Records provided.
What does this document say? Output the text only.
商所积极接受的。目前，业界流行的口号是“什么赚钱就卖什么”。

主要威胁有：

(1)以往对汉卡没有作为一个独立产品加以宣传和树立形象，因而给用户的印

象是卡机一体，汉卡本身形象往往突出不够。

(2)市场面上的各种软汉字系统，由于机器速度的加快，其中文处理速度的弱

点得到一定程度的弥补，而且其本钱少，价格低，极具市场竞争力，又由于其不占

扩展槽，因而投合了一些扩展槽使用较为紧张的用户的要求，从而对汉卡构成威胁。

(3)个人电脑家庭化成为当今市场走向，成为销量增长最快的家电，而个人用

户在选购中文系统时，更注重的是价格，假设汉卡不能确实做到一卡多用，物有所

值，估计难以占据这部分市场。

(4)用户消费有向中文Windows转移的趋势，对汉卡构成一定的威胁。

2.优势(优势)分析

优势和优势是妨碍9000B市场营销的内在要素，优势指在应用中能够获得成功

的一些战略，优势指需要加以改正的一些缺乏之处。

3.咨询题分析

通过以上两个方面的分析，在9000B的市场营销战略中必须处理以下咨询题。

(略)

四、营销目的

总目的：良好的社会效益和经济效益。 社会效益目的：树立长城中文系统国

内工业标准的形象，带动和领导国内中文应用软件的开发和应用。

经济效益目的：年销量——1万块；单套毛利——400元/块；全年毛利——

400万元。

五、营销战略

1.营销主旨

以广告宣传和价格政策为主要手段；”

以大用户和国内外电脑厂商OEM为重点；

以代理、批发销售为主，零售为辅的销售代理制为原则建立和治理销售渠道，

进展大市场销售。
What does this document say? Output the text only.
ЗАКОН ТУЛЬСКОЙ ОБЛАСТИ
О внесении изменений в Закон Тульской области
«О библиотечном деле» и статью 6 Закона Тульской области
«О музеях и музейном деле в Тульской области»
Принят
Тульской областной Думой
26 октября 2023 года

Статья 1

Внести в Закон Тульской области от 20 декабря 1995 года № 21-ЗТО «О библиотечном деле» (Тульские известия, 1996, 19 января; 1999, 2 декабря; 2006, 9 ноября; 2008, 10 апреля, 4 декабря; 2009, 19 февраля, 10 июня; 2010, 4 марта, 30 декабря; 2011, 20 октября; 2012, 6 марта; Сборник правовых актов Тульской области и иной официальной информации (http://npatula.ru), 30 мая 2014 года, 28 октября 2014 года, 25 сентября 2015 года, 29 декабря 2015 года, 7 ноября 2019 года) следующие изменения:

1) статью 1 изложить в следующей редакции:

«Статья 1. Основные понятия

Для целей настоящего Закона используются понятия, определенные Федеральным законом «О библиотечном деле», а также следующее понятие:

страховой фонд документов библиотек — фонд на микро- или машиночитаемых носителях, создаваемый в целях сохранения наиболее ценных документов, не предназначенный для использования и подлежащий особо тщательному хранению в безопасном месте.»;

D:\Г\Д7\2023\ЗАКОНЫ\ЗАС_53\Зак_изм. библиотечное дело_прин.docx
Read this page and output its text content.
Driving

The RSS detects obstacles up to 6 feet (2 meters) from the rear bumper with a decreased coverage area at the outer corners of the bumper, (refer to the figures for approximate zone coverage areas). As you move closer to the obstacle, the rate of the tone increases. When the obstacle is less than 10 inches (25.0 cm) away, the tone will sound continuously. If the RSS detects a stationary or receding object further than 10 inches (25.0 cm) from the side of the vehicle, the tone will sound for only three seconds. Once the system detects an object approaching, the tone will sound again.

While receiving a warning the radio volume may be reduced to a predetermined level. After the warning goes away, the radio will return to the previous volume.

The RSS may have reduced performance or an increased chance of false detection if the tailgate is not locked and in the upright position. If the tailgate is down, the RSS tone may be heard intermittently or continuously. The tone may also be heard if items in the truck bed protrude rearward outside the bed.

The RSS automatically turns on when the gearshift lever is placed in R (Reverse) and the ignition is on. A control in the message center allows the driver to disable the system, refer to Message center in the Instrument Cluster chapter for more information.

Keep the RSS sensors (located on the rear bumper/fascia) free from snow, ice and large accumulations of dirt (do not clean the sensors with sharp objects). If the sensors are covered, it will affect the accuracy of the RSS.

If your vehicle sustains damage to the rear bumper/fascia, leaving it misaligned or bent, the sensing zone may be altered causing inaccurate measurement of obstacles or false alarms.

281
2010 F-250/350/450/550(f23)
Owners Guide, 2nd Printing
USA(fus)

Stated exercise. Retype the material in full, character for character.

Exercise solution.
What does this document say? Output the text only.
商所积极接受的。目前，业界流行的口号是“什么赚钱就卖什么”。

主要威胁有：

(1)以往对汉卡没有作为一个独立产品加以宣传和树立形象，因而给用户的印

象是卡机一体，汉卡本身形象往往突出不够。

(2)市场面上的各种软汉字系统，由于机器速度的加快，其中文处理速度的弱

点得到一定程度的弥补，而且其本钱少，价格低，极具市场竞争力，又由于其不占

扩展槽，因而投合了一些扩展槽使用较为紧张的用户的要求，从而对汉卡构成威胁。

(3)个人电脑家庭化成为当今市场走向，成为销量增长最快的家电，而个人用

户在选购中文系统时，更注重的是价格，假设汉卡不能确实做到一卡多用，物有所

值，估计难以占据这部分市场。

(4)用户消费有向中文Windows转移的趋势，对汉卡构成一定的威胁。

2.优势(优势)分析

优势和优势是妨碍9000B市场营销的内在要素，优势指在应用中能够获得成功

的一些战略，优势指需要加以改正的一些缺乏之处。

3.咨询题分析

通过以上两个方面的分析，在9000B的市场营销战略中必须处理以下咨询题。

(略)

四、营销目的

总目的：良好的社会效益和经济效益。 社会效益目的：树立长城中文系统国

内工业标准的形象，带动和领导国内中文应用软件的开发和应用。

经济效益目的：年销量——1万块；单套毛利——400元/块；全年毛利——

400万元。

五、营销战略

1.营销主旨

以广告宣传和价格政策为主要手段；”

以大用户和国内外电脑厂商OEM为重点；

以代理、批发销售为主，零售为辅的销售代理制为原则建立和治理销售渠道，

进展大市场销售。
What does this document say? Output the text only.
ЗАКОН ТУЛЬСКОЙ ОБЛАСТИ
О внесении изменений в Закон Тульской области
«О библиотечном деле» и статью 6 Закона Тульской области
«О музеях и музейном деле в Тульской области»
Принят
Тульской областной Думой
26 октября 2023 года

Статья 1

Внести в Закон Тульской области от 20 декабря 1995 года № 21-ЗТО «О библиотечном деле» (Тульские известия, 1996, 19 января; 1999, 2 декабря; 2006, 9 ноября; 2008, 10 апреля, 4 декабря; 2009, 19 февраля, 10 июня; 2010, 4 марта, 30 декабря; 2011, 20 октября; 2012, 6 марта; Сборник правовых актов Тульской области и иной официальной информации (http://npatula.ru), 30 мая 2014 года, 28 октября 2014 года, 25 сентября 2015 года, 29 декабря 2015 года, 7 ноября 2019 года) следующие изменения:

1) статью 1 изложить в следующей редакции:

«Статья 1. Основные понятия

Для целей настоящего Закона используются понятия, определенные Федеральным законом «О библиотечном деле», а также следующее понятие:

страховой фонд документов библиотек — фонд на микро- или машиночитаемых носителях, создаваемый в целях сохранения наиболее ценных документов, не предназначенный для использования и подлежащий особо тщательному хранению в безопасном месте.»;

D:\Г\Д7\2023\ЗАКОНЫ\ЗАС_53\Зак_изм. библиотечное дело_прин.docx
Read this page and output its text content.
Driving

The RSS detects obstacles up to 6 feet (2 meters) from the rear bumper with a decreased coverage area at the outer corners of the bumper, (refer to the figures for approximate zone coverage areas). As you move closer to the obstacle, the rate of the tone increases. When the obstacle is less than 10 inches (25.0 cm) away, the tone will sound continuously. If the RSS detects a stationary or receding object further than 10 inches (25.0 cm) from the side of the vehicle, the tone will sound for only three seconds. Once the system detects an object approaching, the tone will sound again.

While receiving a warning the radio volume may be reduced to a predetermined level. After the warning goes away, the radio will return to the previous volume.

The RSS may have reduced performance or an increased chance of false detection if the tailgate is not locked and in the upright position. If the tailgate is down, the RSS tone may be heard intermittently or continuously. The tone may also be heard if items in the truck bed protrude rearward outside the bed.

The RSS automatically turns on when the gearshift lever is placed in R (Reverse) and the ignition is on. A control in the message center allows the driver to disable the system, refer to Message center in the Instrument Cluster chapter for more information.

Keep the RSS sensors (located on the rear bumper/fascia) free from snow, ice and large accumulations of dirt (do not clean the sensors with sharp objects). If the sensors are covered, it will affect the accuracy of the RSS.

If your vehicle sustains damage to the rear bumper/fascia, leaving it misaligned or bent, the sensing zone may be altered causing inaccurate measurement of obstacles or false alarms.

281
2010 F-250/350/450/550(f23)
Owners Guide, 2nd Printing
USA(fus)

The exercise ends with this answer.